--- Start STORED ROWS ---
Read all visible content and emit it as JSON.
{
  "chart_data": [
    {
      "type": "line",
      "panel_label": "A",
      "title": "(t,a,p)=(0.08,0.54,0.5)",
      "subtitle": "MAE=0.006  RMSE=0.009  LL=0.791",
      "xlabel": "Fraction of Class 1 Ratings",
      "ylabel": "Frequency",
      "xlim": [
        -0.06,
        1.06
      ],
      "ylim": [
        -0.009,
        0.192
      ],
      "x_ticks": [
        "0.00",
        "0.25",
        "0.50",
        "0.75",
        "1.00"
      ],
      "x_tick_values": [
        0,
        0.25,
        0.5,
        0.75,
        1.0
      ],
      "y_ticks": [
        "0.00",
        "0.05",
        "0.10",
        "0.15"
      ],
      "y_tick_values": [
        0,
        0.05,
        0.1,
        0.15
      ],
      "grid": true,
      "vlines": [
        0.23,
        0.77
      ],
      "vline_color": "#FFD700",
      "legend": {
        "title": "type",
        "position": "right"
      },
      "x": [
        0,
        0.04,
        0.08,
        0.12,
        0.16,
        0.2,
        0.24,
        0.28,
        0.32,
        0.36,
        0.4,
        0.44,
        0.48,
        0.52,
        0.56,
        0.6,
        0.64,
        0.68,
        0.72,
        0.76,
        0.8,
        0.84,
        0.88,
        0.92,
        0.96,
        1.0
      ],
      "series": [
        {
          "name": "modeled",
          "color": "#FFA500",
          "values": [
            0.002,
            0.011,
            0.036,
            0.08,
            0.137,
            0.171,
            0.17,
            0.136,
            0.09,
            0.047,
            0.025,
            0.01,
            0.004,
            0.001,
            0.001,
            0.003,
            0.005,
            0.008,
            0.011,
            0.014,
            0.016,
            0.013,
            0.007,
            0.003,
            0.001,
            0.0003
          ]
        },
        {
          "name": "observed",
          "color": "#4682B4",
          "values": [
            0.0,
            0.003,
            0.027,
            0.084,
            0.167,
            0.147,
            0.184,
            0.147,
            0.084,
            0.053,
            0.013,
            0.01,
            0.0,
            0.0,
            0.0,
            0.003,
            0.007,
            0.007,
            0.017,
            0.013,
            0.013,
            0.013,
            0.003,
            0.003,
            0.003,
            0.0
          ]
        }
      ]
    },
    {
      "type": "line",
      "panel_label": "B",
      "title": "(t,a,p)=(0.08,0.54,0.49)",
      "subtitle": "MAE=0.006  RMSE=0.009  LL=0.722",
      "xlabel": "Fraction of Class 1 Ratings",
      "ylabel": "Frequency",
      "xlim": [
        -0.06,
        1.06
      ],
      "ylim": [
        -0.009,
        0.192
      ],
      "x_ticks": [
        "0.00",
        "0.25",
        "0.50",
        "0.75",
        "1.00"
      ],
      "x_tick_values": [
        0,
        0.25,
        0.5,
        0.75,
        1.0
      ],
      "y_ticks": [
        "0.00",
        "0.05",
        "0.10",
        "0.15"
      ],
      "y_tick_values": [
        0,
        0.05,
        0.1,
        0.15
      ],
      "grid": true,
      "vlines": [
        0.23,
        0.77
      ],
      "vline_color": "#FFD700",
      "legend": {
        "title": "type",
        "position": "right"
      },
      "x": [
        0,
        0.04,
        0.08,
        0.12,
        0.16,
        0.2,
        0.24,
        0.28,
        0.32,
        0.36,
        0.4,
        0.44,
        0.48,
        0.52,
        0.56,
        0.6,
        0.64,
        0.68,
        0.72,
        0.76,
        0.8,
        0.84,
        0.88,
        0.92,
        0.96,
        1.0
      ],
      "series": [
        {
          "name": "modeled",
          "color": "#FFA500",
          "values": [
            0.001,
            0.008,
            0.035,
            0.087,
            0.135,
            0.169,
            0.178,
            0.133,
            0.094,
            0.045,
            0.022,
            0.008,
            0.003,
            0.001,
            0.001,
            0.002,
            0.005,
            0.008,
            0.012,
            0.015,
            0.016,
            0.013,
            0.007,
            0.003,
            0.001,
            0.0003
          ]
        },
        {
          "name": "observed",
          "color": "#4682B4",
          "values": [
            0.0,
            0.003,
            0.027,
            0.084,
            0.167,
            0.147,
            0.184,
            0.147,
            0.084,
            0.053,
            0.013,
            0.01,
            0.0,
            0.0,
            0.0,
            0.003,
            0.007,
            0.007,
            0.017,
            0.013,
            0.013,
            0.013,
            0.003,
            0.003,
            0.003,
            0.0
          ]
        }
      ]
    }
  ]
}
--- End STORED ROWS ---
| DESCRIPTION OF THE TASK |
Transcribe all of the material exactly. Omit nothing.

| RESPONSE TO THIS EXERCISE |
Read all visible content and emit it as JSON.
{
  "chart_data": [
    {
      "type": "line",
      "panel_label": "A",
      "title": "(t,a,p)=(0.08,0.54,0.5)",
      "subtitle": "MAE=0.006  RMSE=0.009  LL=0.791",
      "xlabel": "Fraction of Class 1 Ratings",
      "ylabel": "Frequency",
      "xlim": [
        -0.06,
        1.06
      ],
      "ylim": [
        -0.009,
        0.192
      ],
      "x_ticks": [
        "0.00",
        "0.25",
        "0.50",
        "0.75",
        "1.00"
      ],
      "x_tick_values": [
        0,
        0.25,
        0.5,
        0.75,
        1.0
      ],
      "y_ticks": [
        "0.00",
        "0.05",
        "0.10",
        "0.15"
      ],
      "y_tick_values": [
        0,
        0.05,
        0.1,
        0.15
      ],
      "grid": true,
      "vlines": [
        0.23,
        0.77
      ],
      "vline_color": "#FFD700",
      "legend": {
        "title": "type",
        "position": "right"
      },
      "x": [
        0,
        0.04,
        0.08,
        0.12,
        0.16,
        0.2,
        0.24,
        0.28,
        0.32,
        0.36,
        0.4,
        0.44,
        0.48,
        0.52,
        0.56,
        0.6,
        0.64,
        0.68,
        0.72,
        0.76,
        0.8,
        0.84,
        0.88,
        0.92,
        0.96,
        1.0
      ],
      "series": [
        {
          "name": "modeled",
          "color": "#FFA500",
          "values": [
            0.002,
            0.011,
            0.036,
            0.08,
            0.137,
            0.171,
            0.17,
            0.136,
            0.09,
            0.047,
            0.025,
            0.01,
            0.004,
            0.001,
            0.001,
            0.003,
            0.005,
            0.008,
            0.011,
            0.014,
            0.016,
            0.013,
            0.007,
            0.003,
            0.001,
            0.0003
          ]
        },
        {
          "name": "observed",
          "color": "#4682B4",
          "values": [
            0.0,
            0.003,
            0.027,
            0.084,
            0.167,
            0.147,
            0.184,
            0.147,
            0.084,
            0.053,
            0.013,
            0.01,
            0.0,
            0.0,
            0.0,
            0.003,
            0.007,
            0.007,
            0.017,
            0.013,
            0.013,
            0.013,
            0.003,
            0.003,
            0.003,
            0.0
          ]
        }
      ]
    },
    {
      "type": "line",
      "panel_label": "B",
      "title": "(t,a,p)=(0.08,0.54,0.49)",
      "subtitle": "MAE=0.006  RMSE=0.009  LL=0.722",
      "xlabel": "Fraction of Class 1 Ratings",
      "ylabel": "Frequency",
      "xlim": [
        -0.06,
        1.06
      ],
      "ylim": [
        -0.009,
        0.192
      ],
      "x_ticks": [
        "0.00",
        "0.25",
        "0.50",
        "0.75",
        "1.00"
      ],
      "x_tick_values": [
        0,
        0.25,
        0.5,
        0.75,
        1.0
      ],
      "y_ticks": [
        "0.00",
        "0.05",
        "0.10",
        "0.15"
      ],
      "y_tick_values": [
        0,
        0.05,
        0.1,
        0.15
      ],
      "grid": true,
      "vlines": [
        0.23,
        0.77
      ],
      "vline_color": "#FFD700",
      "legend": {
        "title": "type",
        "position": "right"
      },
      "x": [
        0,
        0.04,
        0.08,
        0.12,
        0.16,
        0.2,
        0.24,
        0.28,
        0.32,
        0.36,
        0.4,
        0.44,
        0.48,
        0.52,
        0.56,
        0.6,
        0.64,
        0.68,
        0.72,
        0.76,
        0.8,
        0.84,
        0.88,
        0.92,
        0.96,
        1.0
      ],
      "series": [
        {
          "name": "modeled",
          "color": "#FFA500",
          "values": [
            0.001,
            0.008,
            0.035,
            0.087,
            0.135,
            0.169,
            0.178,
            0.133,
            0.094,
            0.045,
            0.022,
            0.008,
            0.003,
            0.001,
            0.001,
            0.002,
            0.005,
            0.008,
            0.012,
            0.015,
            0.016,
            0.013,
            0.007,
            0.003,
            0.001,
            0.0003
          ]
        },
        {
          "name": "observed",
          "color": "#4682B4",
          "values": [
            0.0,
            0.003,
            0.027,
            0.084,
            0.167,
            0.147,
            0.184,
            0.147,
            0.084,
            0.053,
            0.013,
            0.01,
            0.0,
            0.0,
            0.0,
            0.003,
            0.007,
            0.007,
            0.017,
            0.013,
            0.013,
            0.013,
            0.003,
            0.003,
            0.003,
            0.0
          ]
        }
      ]
    }
  ]
}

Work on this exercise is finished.